(Task instructions): Select and reproduce each line of the listing below that bears the string "this".

(Dataset records on visual material)
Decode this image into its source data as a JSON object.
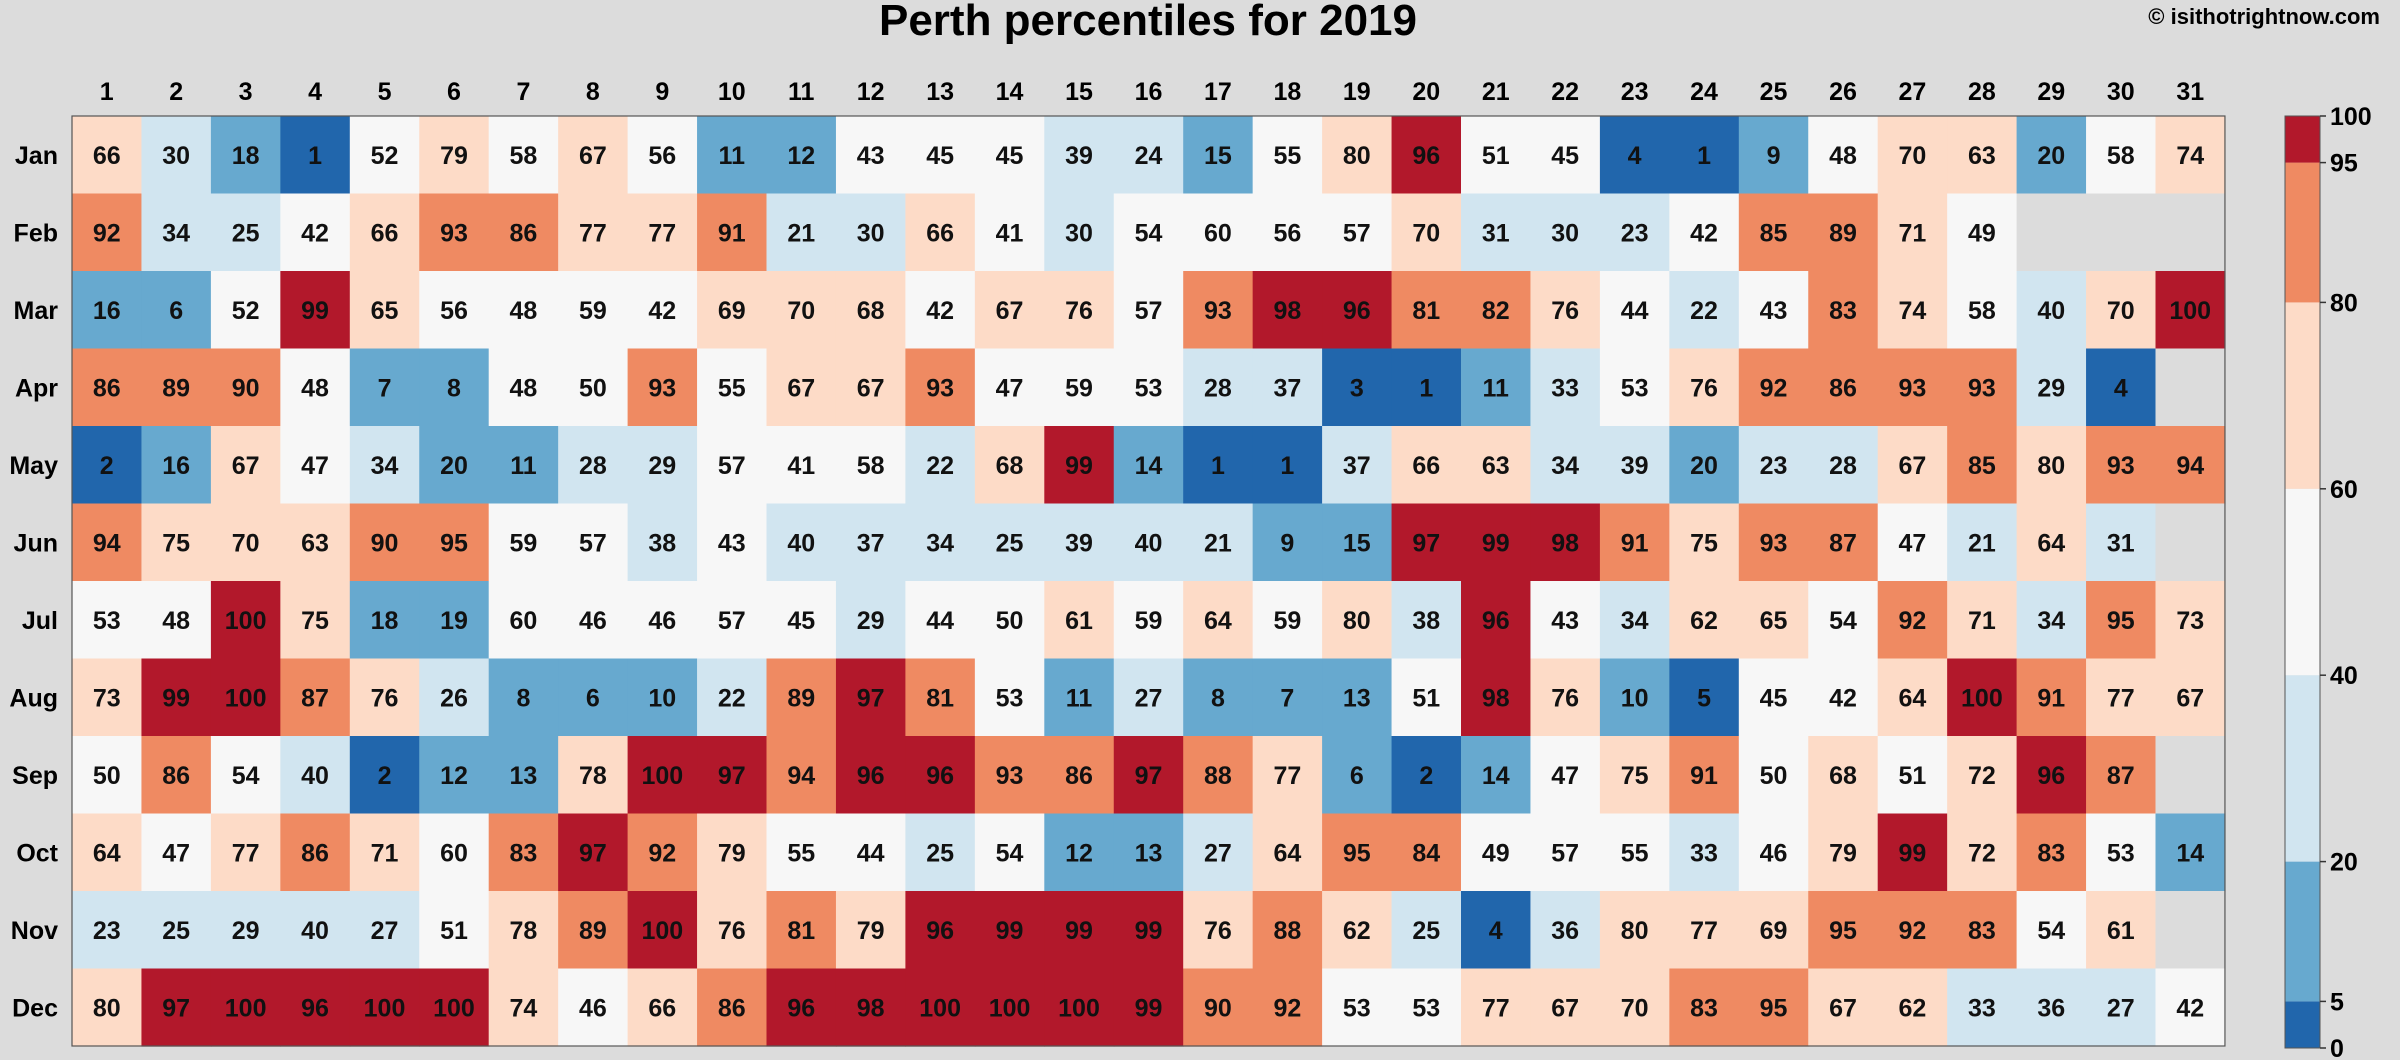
{
  "chart_data": {
    "type": "heatmap",
    "title": "Perth percentiles for 2019",
    "credit": "© isithotrightnow.com",
    "columns": [
      "1",
      "2",
      "3",
      "4",
      "5",
      "6",
      "7",
      "8",
      "9",
      "10",
      "11",
      "12",
      "13",
      "14",
      "15",
      "16",
      "17",
      "18",
      "19",
      "20",
      "21",
      "22",
      "23",
      "24",
      "25",
      "26",
      "27",
      "28",
      "29",
      "30",
      "31"
    ],
    "rows": [
      "Jan",
      "Feb",
      "Mar",
      "Apr",
      "May",
      "Jun",
      "Jul",
      "Aug",
      "Sep",
      "Oct",
      "Nov",
      "Dec"
    ],
    "values": [
      [
        66,
        30,
        18,
        1,
        52,
        79,
        58,
        67,
        56,
        11,
        12,
        43,
        45,
        45,
        39,
        24,
        15,
        55,
        80,
        96,
        51,
        45,
        4,
        1,
        9,
        48,
        70,
        63,
        20,
        58,
        74
      ],
      [
        92,
        34,
        25,
        42,
        66,
        93,
        86,
        77,
        77,
        91,
        21,
        30,
        66,
        41,
        30,
        54,
        60,
        56,
        57,
        70,
        31,
        30,
        23,
        42,
        85,
        89,
        71,
        49,
        null,
        null,
        null
      ],
      [
        16,
        6,
        52,
        99,
        65,
        56,
        48,
        59,
        42,
        69,
        70,
        68,
        42,
        67,
        76,
        57,
        93,
        98,
        96,
        81,
        82,
        76,
        44,
        22,
        43,
        83,
        74,
        58,
        40,
        70,
        100
      ],
      [
        86,
        89,
        90,
        48,
        7,
        8,
        48,
        50,
        93,
        55,
        67,
        67,
        93,
        47,
        59,
        53,
        28,
        37,
        3,
        1,
        11,
        33,
        53,
        76,
        92,
        86,
        93,
        93,
        29,
        4,
        null
      ],
      [
        2,
        16,
        67,
        47,
        34,
        20,
        11,
        28,
        29,
        57,
        41,
        58,
        22,
        68,
        99,
        14,
        1,
        1,
        37,
        66,
        63,
        34,
        39,
        20,
        23,
        28,
        67,
        85,
        80,
        93,
        94
      ],
      [
        94,
        75,
        70,
        63,
        90,
        95,
        59,
        57,
        38,
        43,
        40,
        37,
        34,
        25,
        39,
        40,
        21,
        9,
        15,
        97,
        99,
        98,
        91,
        75,
        93,
        87,
        47,
        21,
        64,
        31,
        null
      ],
      [
        53,
        48,
        100,
        75,
        18,
        19,
        60,
        46,
        46,
        57,
        45,
        29,
        44,
        50,
        61,
        59,
        64,
        59,
        80,
        38,
        96,
        43,
        34,
        62,
        65,
        54,
        92,
        71,
        34,
        95,
        73
      ],
      [
        73,
        99,
        100,
        87,
        76,
        26,
        8,
        6,
        10,
        22,
        89,
        97,
        81,
        53,
        11,
        27,
        8,
        7,
        13,
        51,
        98,
        76,
        10,
        5,
        45,
        42,
        64,
        100,
        91,
        77,
        67
      ],
      [
        50,
        86,
        54,
        40,
        2,
        12,
        13,
        78,
        100,
        97,
        94,
        96,
        96,
        93,
        86,
        97,
        88,
        77,
        6,
        2,
        14,
        47,
        75,
        91,
        50,
        68,
        51,
        72,
        96,
        87,
        null
      ],
      [
        64,
        47,
        77,
        86,
        71,
        60,
        83,
        97,
        92,
        79,
        55,
        44,
        25,
        54,
        12,
        13,
        27,
        64,
        95,
        84,
        49,
        57,
        55,
        33,
        46,
        79,
        99,
        72,
        83,
        53,
        14
      ],
      [
        23,
        25,
        29,
        40,
        27,
        51,
        78,
        89,
        100,
        76,
        81,
        79,
        96,
        99,
        99,
        99,
        76,
        88,
        62,
        25,
        4,
        36,
        80,
        77,
        69,
        95,
        92,
        83,
        54,
        61,
        null
      ],
      [
        80,
        97,
        100,
        96,
        100,
        100,
        74,
        46,
        66,
        86,
        96,
        98,
        100,
        100,
        100,
        99,
        90,
        92,
        53,
        53,
        77,
        67,
        70,
        83,
        95,
        67,
        62,
        33,
        36,
        27,
        42
      ]
    ],
    "colorbar": {
      "boundaries": [
        0,
        5,
        20,
        40,
        60,
        80,
        95,
        100
      ],
      "colors": [
        "#2166ac",
        "#67a9cf",
        "#d1e5f0",
        "#f7f7f7",
        "#fddbc7",
        "#ef8a62",
        "#b2182b"
      ],
      "tick_labels": [
        "0",
        "5",
        "20",
        "40",
        "60",
        "80",
        "95",
        "100"
      ]
    },
    "missing_color": "#dcdcdc"
  }
}
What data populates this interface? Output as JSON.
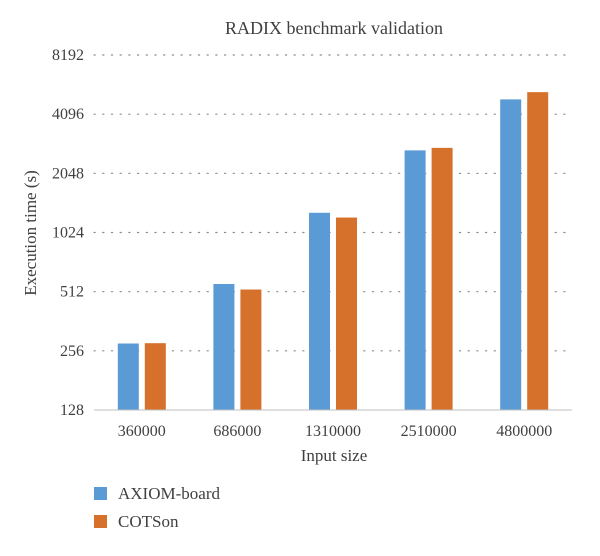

(Task output):
Decode this image into its source data as a JSON object.
What data populates this interface? Output as JSON.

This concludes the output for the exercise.